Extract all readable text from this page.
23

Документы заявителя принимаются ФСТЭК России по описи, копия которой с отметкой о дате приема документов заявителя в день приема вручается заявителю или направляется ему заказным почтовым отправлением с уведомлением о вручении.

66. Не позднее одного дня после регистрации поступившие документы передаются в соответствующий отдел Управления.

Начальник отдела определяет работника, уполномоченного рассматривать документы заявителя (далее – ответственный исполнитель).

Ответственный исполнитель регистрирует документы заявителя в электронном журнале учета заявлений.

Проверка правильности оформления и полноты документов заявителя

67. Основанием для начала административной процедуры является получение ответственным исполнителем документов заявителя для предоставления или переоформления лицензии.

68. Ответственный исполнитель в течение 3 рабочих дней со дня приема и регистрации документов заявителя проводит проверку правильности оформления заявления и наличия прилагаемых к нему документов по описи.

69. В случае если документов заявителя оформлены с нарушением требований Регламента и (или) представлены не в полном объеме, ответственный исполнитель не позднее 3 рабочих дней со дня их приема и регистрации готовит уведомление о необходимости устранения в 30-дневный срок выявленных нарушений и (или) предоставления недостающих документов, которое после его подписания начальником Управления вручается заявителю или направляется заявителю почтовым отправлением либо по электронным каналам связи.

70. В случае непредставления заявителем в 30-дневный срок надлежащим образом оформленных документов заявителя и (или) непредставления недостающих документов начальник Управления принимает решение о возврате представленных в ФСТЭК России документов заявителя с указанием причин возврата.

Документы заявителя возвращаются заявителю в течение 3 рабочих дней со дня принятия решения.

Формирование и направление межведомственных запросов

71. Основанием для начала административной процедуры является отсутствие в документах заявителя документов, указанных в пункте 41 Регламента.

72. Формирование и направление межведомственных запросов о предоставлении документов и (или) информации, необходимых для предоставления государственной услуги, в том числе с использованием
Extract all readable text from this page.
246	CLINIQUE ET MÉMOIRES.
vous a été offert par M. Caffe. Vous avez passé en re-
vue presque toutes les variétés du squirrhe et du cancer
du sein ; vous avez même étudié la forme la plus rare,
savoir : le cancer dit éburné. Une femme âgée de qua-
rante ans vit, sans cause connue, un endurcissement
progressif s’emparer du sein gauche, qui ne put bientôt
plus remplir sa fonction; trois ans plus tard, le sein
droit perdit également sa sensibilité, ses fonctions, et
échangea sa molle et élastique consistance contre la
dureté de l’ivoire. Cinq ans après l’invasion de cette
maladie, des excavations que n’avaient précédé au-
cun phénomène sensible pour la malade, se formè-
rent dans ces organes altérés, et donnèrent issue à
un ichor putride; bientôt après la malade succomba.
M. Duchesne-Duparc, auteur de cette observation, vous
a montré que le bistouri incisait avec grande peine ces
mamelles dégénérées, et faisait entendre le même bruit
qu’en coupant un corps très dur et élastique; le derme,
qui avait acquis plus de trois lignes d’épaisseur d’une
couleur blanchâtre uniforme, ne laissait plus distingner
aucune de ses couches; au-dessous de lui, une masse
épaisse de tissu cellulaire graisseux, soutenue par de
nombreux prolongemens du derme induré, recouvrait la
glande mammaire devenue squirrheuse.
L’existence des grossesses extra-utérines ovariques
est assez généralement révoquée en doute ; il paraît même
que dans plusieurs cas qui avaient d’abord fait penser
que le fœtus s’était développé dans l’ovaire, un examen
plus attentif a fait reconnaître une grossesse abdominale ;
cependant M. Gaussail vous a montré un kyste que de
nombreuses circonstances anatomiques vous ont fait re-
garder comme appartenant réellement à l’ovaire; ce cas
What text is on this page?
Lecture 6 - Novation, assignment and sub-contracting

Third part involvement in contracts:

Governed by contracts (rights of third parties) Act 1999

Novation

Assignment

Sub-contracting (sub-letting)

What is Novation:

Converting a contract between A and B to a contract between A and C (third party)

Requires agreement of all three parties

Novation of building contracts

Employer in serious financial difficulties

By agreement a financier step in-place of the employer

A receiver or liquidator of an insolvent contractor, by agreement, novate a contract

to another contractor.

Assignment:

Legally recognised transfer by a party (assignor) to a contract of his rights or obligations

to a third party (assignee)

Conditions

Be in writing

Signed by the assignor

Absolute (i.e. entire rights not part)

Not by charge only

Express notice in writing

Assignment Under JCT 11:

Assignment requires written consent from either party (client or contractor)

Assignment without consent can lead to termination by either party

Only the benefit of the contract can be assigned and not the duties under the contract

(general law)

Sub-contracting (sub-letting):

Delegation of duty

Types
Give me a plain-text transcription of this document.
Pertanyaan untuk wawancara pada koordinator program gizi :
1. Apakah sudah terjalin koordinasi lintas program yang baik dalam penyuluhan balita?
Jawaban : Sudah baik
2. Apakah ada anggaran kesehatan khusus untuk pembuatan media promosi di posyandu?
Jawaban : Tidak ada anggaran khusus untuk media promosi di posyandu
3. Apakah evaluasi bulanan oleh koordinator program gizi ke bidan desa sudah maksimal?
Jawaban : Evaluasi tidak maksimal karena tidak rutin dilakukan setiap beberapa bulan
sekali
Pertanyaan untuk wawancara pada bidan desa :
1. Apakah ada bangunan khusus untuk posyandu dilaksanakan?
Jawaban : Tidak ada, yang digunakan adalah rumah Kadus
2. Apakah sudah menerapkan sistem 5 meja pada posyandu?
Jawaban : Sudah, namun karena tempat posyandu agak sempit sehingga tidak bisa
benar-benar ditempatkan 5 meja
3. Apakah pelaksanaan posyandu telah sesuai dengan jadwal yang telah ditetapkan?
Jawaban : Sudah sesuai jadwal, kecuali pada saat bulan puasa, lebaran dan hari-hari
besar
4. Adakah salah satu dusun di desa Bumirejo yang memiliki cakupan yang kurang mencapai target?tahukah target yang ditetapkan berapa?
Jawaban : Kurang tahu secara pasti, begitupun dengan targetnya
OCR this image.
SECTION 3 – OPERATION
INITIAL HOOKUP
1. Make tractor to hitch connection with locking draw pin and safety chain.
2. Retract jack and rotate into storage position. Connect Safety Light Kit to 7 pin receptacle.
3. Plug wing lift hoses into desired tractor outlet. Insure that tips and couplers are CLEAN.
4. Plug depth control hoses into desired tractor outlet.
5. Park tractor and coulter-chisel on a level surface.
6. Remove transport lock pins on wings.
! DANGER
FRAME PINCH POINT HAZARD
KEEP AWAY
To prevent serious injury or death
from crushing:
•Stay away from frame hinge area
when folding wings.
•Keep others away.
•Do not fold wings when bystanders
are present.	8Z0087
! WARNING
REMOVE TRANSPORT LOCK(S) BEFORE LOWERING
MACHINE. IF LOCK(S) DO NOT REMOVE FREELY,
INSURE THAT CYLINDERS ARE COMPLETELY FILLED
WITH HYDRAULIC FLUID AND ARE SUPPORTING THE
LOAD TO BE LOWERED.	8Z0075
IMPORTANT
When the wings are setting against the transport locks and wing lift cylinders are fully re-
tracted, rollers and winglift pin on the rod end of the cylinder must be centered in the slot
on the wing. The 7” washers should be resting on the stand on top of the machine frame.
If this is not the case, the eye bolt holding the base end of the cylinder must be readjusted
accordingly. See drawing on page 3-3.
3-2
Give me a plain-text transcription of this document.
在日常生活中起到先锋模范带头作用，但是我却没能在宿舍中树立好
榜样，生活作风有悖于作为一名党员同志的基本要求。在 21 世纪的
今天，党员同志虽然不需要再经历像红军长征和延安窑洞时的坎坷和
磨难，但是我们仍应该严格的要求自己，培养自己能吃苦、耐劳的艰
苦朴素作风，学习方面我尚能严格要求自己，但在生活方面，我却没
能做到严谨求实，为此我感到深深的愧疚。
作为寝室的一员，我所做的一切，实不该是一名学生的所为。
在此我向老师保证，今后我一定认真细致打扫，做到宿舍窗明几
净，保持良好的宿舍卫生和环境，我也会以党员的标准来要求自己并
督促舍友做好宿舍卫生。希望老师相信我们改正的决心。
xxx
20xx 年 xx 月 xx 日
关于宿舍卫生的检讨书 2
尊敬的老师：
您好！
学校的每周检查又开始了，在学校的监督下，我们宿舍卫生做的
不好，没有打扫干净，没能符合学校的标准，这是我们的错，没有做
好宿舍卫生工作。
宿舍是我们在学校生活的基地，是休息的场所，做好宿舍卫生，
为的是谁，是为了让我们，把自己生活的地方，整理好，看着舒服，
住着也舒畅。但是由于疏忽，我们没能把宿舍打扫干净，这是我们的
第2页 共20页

####################

→ **THE TASK**: From the entries above, return each line with the word "административной" in it.

→ **EXERCISE RESPONSE**:
67. Основанием для начала административной процедуры является получение ответственным исполнителем документов заявителя для предоставления или переоформления лицензии.
71. Основанием для начала административной процедуры является отсутствие в документах заявителя документов, указанных в пункте 41 Регламента.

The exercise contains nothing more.